-- Document excerpt follows --

The ECB’s elevation of the Iran conflict to a core inflation variable, rather than a transitory shock, represents an institutional acknowledgment that geopolitical risk can no longer be treated as exogenous to monetary policy. Lagarde’s “material impact” language is central bank code for “this changes our reaction function.” The UK’s gilt yield surge to 4.9%—highest in 15 years—shows what happens when energy shocks hit economies with limited fiscal space: bond markets reprice sovereign risk, forcing austerity even as recession looms. The BoE faces a choice between fighting inflation and supporting growth, and the gilt market is pricing in a policy error either way.
Trump’s signals of potential Iran de-escalation create a binary risk model for energy markets: either the conflict winds down rapidly, triggering a $30+ correction in crude, or the de-escalation rhetoric proves premature and oil tests $150. There’s little middle ground. The problem is that proxy forces—Hezbollah networks in the UAE, Houthi shipping interdiction, Iraqi militia strikes—operate with semi-autonomy that complicates any centralized de-escalation. Even if Tehran wanted to wind down, can it deliver? The UAE’s dismantling of an Iran-Hezbollah terror network targeting financial infrastructure suggests the proxy war is expanding in scope even as direct military operations attract headlines.
For Asia, this convergence creates a perfect storm: energy import bills surging, currency defense draining reserves, China weaponizing its own commodity exports, and the technological decoupling accelerating through export control enforcement. The region that benefited most from globalization’s upside now faces its downside in concentrated form—and the policy tools to manage it are limited. Central banks can defend currencies or support growth, but not both when energy is repricing by 50%+. Governments can subsidize fuel or maintain fiscal sustainability, but not both when revenue models assume economic expansion. The choices being forced now will reshape Asia’s economic and geopolitical alignment for the next decade.
What to Watch
- Saudi Arabia’s April production decision: If Riyadh follows through on warnings and doesn’t increase output to offset Strait closures, $150+ oil becomes the base case by mid-Q2, forcing Fed hawkish pivot despite growth deceleration.
- India’s weekly reserve data: If drawdowns continue at $10B+ weekly, RBI will face a choice between rupee defense and import financing within 8-12 weeks—watch for capital controls or emergency swap line negotiations.
- Iran de-escalation verification: Trump’s rhetoric requires proof of Strait reopening or production restoration; absent concrete evidence by month-end, markets will reprice the de-escalation narrative as positioning rather than policy.
- Super Micro legal proceedings: Discovery phase will reveal how widespread GPU smuggling infrastructure is across semiconductor supply chain—potential for additional indictments of executives at other Nvidia partners.
- ECB March decision language: Watch for explicit acknowledgment that energy shock alters terminal rate assumptions; any guidance suggesting higher-for-longer rates despite growth weakness confirms stagflation policy trap.

-- Document excerpt concluded --

§ **Work to be completed**: Set down, word for word, the part of the analysis of energy shocks and markets that opens with the words containing "- Super Micro" and closes with "stagflation policy trap.". The entries that come next are separate material, unrelated to the text above.

-- Available data follows --

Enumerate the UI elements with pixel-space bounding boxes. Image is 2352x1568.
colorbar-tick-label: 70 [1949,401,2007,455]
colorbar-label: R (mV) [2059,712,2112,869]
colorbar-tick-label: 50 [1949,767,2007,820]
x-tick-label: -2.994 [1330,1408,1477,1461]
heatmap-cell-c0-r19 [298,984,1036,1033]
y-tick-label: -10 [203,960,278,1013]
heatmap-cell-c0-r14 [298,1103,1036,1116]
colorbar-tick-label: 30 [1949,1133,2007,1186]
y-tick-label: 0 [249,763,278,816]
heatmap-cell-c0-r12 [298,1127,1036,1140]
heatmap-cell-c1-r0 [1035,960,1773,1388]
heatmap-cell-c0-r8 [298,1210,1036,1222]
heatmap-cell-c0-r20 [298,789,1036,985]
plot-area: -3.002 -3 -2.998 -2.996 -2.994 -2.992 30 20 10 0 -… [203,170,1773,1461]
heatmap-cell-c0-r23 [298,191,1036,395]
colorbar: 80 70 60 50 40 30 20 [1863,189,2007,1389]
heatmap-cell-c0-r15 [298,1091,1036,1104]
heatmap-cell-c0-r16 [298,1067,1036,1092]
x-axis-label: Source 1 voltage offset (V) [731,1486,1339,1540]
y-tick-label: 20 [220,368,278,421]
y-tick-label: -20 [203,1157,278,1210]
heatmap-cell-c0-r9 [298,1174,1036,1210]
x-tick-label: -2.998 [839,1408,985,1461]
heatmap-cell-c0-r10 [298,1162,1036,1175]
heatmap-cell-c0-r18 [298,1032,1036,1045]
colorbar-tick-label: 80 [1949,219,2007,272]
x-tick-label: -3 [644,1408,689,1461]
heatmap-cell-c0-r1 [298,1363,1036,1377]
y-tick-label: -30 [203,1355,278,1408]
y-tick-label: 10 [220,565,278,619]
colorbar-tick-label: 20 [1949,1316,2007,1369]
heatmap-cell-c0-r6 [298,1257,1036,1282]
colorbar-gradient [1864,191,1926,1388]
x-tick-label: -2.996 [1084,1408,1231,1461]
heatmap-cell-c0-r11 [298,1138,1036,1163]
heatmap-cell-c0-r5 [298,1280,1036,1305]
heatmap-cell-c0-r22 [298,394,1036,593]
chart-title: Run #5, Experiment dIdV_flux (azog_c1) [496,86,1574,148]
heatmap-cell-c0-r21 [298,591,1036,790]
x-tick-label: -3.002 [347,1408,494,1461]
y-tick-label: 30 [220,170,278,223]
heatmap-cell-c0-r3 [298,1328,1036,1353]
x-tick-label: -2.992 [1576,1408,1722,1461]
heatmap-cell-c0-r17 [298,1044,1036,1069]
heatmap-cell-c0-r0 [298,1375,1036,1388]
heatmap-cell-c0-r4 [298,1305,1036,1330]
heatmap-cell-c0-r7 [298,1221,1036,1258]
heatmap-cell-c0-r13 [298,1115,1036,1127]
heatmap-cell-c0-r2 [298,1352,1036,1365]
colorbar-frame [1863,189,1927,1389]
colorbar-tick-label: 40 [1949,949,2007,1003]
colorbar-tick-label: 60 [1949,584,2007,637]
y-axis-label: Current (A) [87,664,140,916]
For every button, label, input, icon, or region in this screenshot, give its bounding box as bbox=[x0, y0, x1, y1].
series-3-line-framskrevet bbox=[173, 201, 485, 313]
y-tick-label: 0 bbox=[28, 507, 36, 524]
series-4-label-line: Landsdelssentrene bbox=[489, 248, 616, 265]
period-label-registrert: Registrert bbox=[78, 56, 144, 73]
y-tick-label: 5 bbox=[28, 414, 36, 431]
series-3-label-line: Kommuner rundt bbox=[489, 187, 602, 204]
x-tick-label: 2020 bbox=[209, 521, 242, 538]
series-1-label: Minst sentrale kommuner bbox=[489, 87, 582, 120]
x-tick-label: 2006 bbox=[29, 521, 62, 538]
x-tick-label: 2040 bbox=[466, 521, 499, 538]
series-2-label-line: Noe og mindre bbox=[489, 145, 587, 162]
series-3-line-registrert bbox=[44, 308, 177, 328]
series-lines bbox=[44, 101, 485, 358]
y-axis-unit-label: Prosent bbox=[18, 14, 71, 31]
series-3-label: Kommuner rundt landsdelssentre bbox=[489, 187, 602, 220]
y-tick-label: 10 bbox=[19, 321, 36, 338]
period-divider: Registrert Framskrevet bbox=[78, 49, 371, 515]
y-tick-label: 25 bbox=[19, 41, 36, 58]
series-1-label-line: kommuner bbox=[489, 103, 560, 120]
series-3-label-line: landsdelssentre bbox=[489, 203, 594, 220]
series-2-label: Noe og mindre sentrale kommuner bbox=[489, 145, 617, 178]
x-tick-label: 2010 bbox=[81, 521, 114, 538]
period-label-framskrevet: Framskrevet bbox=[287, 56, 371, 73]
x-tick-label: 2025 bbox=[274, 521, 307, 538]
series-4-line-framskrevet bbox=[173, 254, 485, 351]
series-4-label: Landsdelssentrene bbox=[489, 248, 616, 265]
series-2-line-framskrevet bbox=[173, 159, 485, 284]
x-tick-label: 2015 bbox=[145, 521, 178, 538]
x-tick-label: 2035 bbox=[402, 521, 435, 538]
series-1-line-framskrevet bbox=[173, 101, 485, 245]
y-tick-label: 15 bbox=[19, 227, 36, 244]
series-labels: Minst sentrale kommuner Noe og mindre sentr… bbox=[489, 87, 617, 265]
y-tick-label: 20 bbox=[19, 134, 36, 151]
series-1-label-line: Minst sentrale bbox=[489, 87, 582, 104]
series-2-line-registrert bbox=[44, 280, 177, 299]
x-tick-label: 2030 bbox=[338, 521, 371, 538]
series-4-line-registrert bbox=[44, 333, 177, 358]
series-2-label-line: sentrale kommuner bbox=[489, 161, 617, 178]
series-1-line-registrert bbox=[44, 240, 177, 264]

-- Available data concluded --

§ **Exercise output**:
- Super Micro legal proceedings: Discovery phase will reveal how widespread GPU smuggling infrastructure is across semiconductor supply chain—potential for additional indictments of executives at other Nvidia partners.
- ECB March decision language: Watch for explicit acknowledgment that energy shock alters terminal rate assumptions; any guidance suggesting higher-for-longer rates despite growth weakness confirms stagflation policy trap.